======== Available records ========

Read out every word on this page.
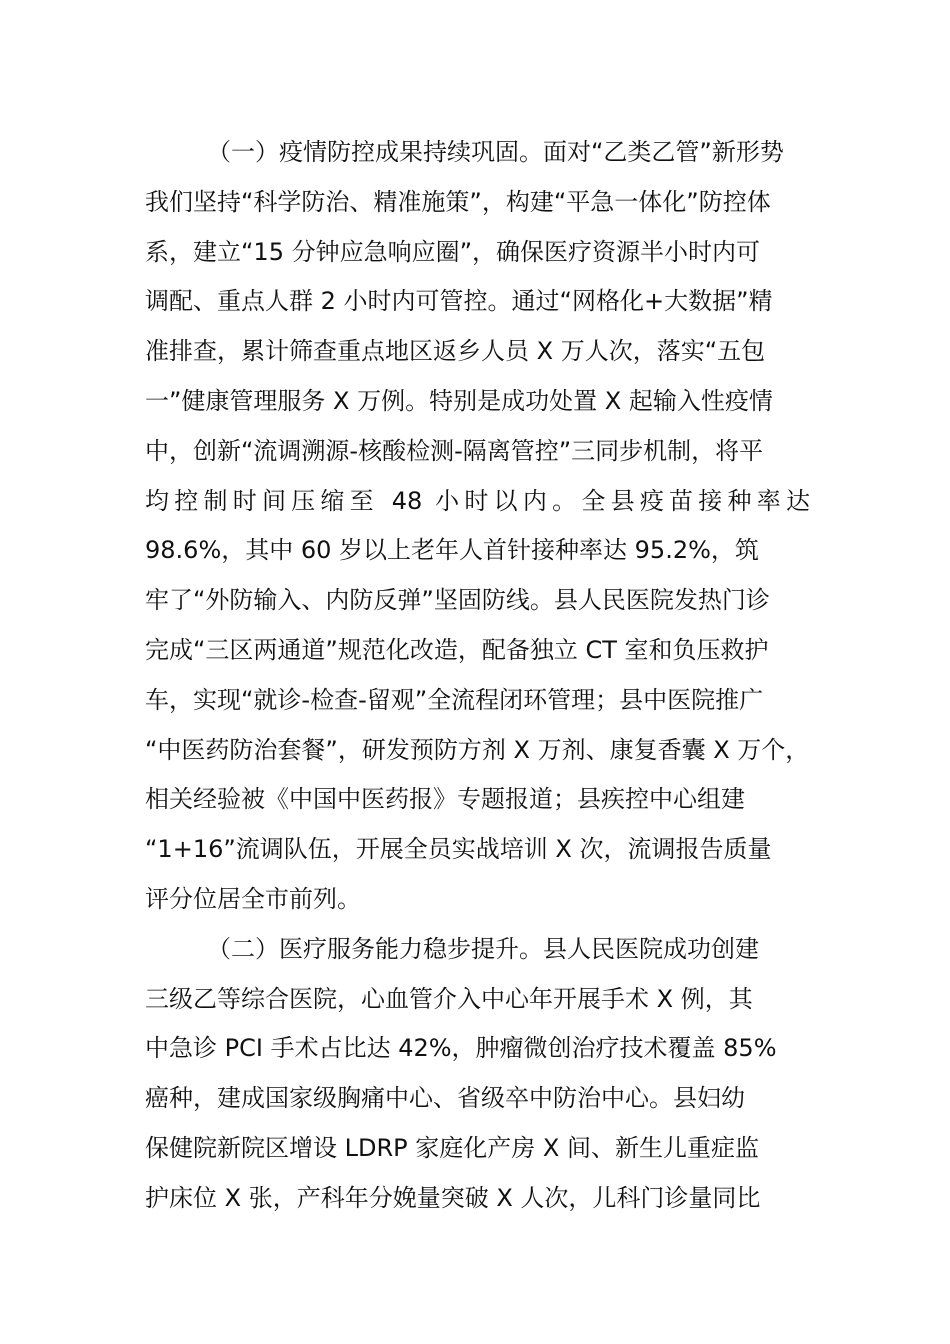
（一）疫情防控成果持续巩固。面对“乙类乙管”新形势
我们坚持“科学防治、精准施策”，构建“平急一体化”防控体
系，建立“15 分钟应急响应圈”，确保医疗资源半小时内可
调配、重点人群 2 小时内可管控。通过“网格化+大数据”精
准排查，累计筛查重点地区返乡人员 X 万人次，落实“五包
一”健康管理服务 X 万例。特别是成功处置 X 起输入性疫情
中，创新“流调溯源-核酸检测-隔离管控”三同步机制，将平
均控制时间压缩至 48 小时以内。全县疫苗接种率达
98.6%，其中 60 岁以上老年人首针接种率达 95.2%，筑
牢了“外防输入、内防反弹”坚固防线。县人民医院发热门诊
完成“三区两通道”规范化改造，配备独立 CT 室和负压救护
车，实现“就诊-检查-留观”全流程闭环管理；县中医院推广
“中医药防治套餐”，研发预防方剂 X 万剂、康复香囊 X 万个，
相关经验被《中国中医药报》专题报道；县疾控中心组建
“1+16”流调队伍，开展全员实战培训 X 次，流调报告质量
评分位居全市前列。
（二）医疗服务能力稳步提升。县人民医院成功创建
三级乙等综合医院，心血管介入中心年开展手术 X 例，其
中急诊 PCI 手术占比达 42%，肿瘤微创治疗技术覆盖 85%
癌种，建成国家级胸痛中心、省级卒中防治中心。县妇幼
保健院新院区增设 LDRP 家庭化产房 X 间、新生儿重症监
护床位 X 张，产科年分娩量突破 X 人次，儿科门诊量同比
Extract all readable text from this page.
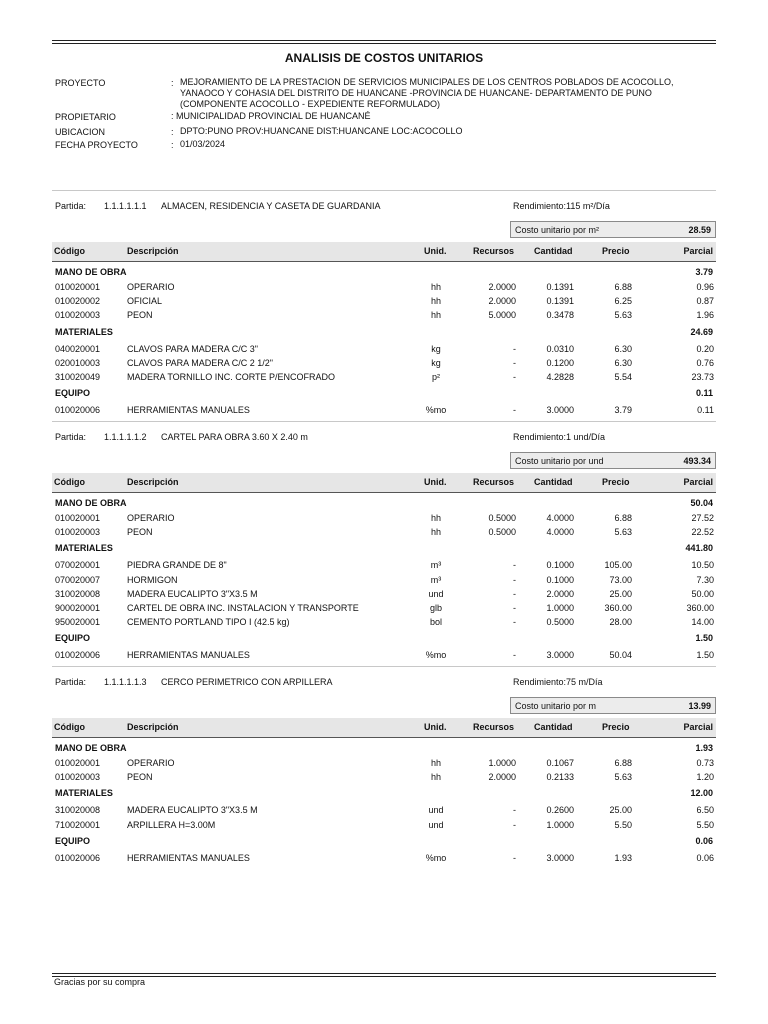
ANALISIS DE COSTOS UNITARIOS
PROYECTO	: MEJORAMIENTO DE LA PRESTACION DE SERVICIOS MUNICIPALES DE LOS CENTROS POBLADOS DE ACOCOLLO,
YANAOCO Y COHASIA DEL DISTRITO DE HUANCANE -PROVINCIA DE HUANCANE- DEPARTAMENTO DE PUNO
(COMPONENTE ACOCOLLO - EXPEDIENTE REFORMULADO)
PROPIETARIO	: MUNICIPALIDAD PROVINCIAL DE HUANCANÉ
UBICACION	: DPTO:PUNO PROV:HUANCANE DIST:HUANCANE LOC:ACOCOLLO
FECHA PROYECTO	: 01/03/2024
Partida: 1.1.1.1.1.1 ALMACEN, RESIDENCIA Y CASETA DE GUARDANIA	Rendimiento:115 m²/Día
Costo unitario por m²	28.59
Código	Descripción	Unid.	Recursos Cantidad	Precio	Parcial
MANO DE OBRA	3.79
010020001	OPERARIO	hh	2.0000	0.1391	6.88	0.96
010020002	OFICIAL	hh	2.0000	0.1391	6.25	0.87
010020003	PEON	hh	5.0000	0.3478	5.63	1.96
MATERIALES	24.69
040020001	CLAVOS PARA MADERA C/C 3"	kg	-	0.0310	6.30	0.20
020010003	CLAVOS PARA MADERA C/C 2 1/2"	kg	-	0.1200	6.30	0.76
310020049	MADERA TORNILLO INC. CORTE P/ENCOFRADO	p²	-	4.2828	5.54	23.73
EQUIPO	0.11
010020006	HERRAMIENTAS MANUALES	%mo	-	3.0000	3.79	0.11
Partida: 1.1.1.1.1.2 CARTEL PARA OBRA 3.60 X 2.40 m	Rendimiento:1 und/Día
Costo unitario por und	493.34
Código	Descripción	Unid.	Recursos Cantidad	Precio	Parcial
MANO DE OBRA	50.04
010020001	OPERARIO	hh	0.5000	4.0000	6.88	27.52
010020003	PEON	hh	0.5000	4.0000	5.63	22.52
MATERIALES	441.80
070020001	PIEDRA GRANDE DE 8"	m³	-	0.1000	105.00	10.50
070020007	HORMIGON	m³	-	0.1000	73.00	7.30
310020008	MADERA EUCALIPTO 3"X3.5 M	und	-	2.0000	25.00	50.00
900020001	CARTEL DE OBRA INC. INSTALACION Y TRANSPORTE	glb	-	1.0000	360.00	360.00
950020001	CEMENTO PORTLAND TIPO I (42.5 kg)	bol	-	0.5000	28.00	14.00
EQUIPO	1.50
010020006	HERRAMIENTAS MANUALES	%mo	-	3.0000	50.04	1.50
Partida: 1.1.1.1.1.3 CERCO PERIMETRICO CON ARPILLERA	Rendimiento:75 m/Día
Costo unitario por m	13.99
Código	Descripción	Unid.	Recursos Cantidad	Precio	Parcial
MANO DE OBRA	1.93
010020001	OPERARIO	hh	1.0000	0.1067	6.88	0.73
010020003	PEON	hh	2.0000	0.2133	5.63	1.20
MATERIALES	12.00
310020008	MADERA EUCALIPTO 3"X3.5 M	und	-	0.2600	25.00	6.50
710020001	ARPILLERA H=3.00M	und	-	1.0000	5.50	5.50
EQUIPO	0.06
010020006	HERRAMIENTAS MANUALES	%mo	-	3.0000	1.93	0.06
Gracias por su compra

========

Exercise goal:
Return all of the data exactly as written, and drop the pictures.

Output for this task:
Read out every word on this page.
（一）疫情防控成果持续巩固。面对“乙类乙管”新形势
我们坚持“科学防治、精准施策”，构建“平急一体化”防控体
系，建立“15 分钟应急响应圈”，确保医疗资源半小时内可
调配、重点人群 2 小时内可管控。通过“网格化+大数据”精
准排查，累计筛查重点地区返乡人员 X 万人次，落实“五包
一”健康管理服务 X 万例。特别是成功处置 X 起输入性疫情
中，创新“流调溯源-核酸检测-隔离管控”三同步机制，将平
均控制时间压缩至 48 小时以内。全县疫苗接种率达
98.6%，其中 60 岁以上老年人首针接种率达 95.2%，筑
牢了“外防输入、内防反弹”坚固防线。县人民医院发热门诊
完成“三区两通道”规范化改造，配备独立 CT 室和负压救护
车，实现“就诊-检查-留观”全流程闭环管理；县中医院推广
“中医药防治套餐”，研发预防方剂 X 万剂、康复香囊 X 万个，
相关经验被《中国中医药报》专题报道；县疾控中心组建
“1+16”流调队伍，开展全员实战培训 X 次，流调报告质量
评分位居全市前列。
（二）医疗服务能力稳步提升。县人民医院成功创建
三级乙等综合医院，心血管介入中心年开展手术 X 例，其
中急诊 PCI 手术占比达 42%，肿瘤微创治疗技术覆盖 85%
癌种，建成国家级胸痛中心、省级卒中防治中心。县妇幼
保健院新院区增设 LDRP 家庭化产房 X 间、新生儿重症监
护床位 X 张，产科年分娩量突破 X 人次，儿科门诊量同比
Extract all readable text from this page.
ANALISIS DE COSTOS UNITARIOS
PROYECTO	: MEJORAMIENTO DE LA PRESTACION DE SERVICIOS MUNICIPALES DE LOS CENTROS POBLADOS DE ACOCOLLO,
YANAOCO Y COHASIA DEL DISTRITO DE HUANCANE -PROVINCIA DE HUANCANE- DEPARTAMENTO DE PUNO
(COMPONENTE ACOCOLLO - EXPEDIENTE REFORMULADO)
PROPIETARIO	: MUNICIPALIDAD PROVINCIAL DE HUANCANÉ
UBICACION	: DPTO:PUNO PROV:HUANCANE DIST:HUANCANE LOC:ACOCOLLO
FECHA PROYECTO	: 01/03/2024
Partida: 1.1.1.1.1.1 ALMACEN, RESIDENCIA Y CASETA DE GUARDANIA	Rendimiento:115 m²/Día
Costo unitario por m²	28.59
Código	Descripción	Unid.	Recursos Cantidad	Precio	Parcial
MANO DE OBRA	3.79
010020001	OPERARIO	hh	2.0000	0.1391	6.88	0.96
010020002	OFICIAL	hh	2.0000	0.1391	6.25	0.87
010020003	PEON	hh	5.0000	0.3478	5.63	1.96
MATERIALES	24.69
040020001	CLAVOS PARA MADERA C/C 3"	kg	-	0.0310	6.30	0.20
020010003	CLAVOS PARA MADERA C/C 2 1/2"	kg	-	0.1200	6.30	0.76
310020049	MADERA TORNILLO INC. CORTE P/ENCOFRADO	p²	-	4.2828	5.54	23.73
EQUIPO	0.11
010020006	HERRAMIENTAS MANUALES	%mo	-	3.0000	3.79	0.11
Partida: 1.1.1.1.1.2 CARTEL PARA OBRA 3.60 X 2.40 m	Rendimiento:1 und/Día
Costo unitario por und	493.34
Código	Descripción	Unid.	Recursos Cantidad	Precio	Parcial
MANO DE OBRA	50.04
010020001	OPERARIO	hh	0.5000	4.0000	6.88	27.52
010020003	PEON	hh	0.5000	4.0000	5.63	22.52
MATERIALES	441.80
070020001	PIEDRA GRANDE DE 8"	m³	-	0.1000	105.00	10.50
070020007	HORMIGON	m³	-	0.1000	73.00	7.30
310020008	MADERA EUCALIPTO 3"X3.5 M	und	-	2.0000	25.00	50.00
900020001	CARTEL DE OBRA INC. INSTALACION Y TRANSPORTE	glb	-	1.0000	360.00	360.00
950020001	CEMENTO PORTLAND TIPO I (42.5 kg)	bol	-	0.5000	28.00	14.00
EQUIPO	1.50
010020006	HERRAMIENTAS MANUALES	%mo	-	3.0000	50.04	1.50
Partida: 1.1.1.1.1.3 CERCO PERIMETRICO CON ARPILLERA	Rendimiento:75 m/Día
Costo unitario por m	13.99
Código	Descripción	Unid.	Recursos Cantidad	Precio	Parcial
MANO DE OBRA	1.93
010020001	OPERARIO	hh	1.0000	0.1067	6.88	0.73
010020003	PEON	hh	2.0000	0.2133	5.63	1.20
MATERIALES	12.00
310020008	MADERA EUCALIPTO 3"X3.5 M	und	-	0.2600	25.00	6.50
710020001	ARPILLERA H=3.00M	und	-	1.0000	5.50	5.50
EQUIPO	0.06
010020006	HERRAMIENTAS MANUALES	%mo	-	3.0000	1.93	0.06
Gracias por su compra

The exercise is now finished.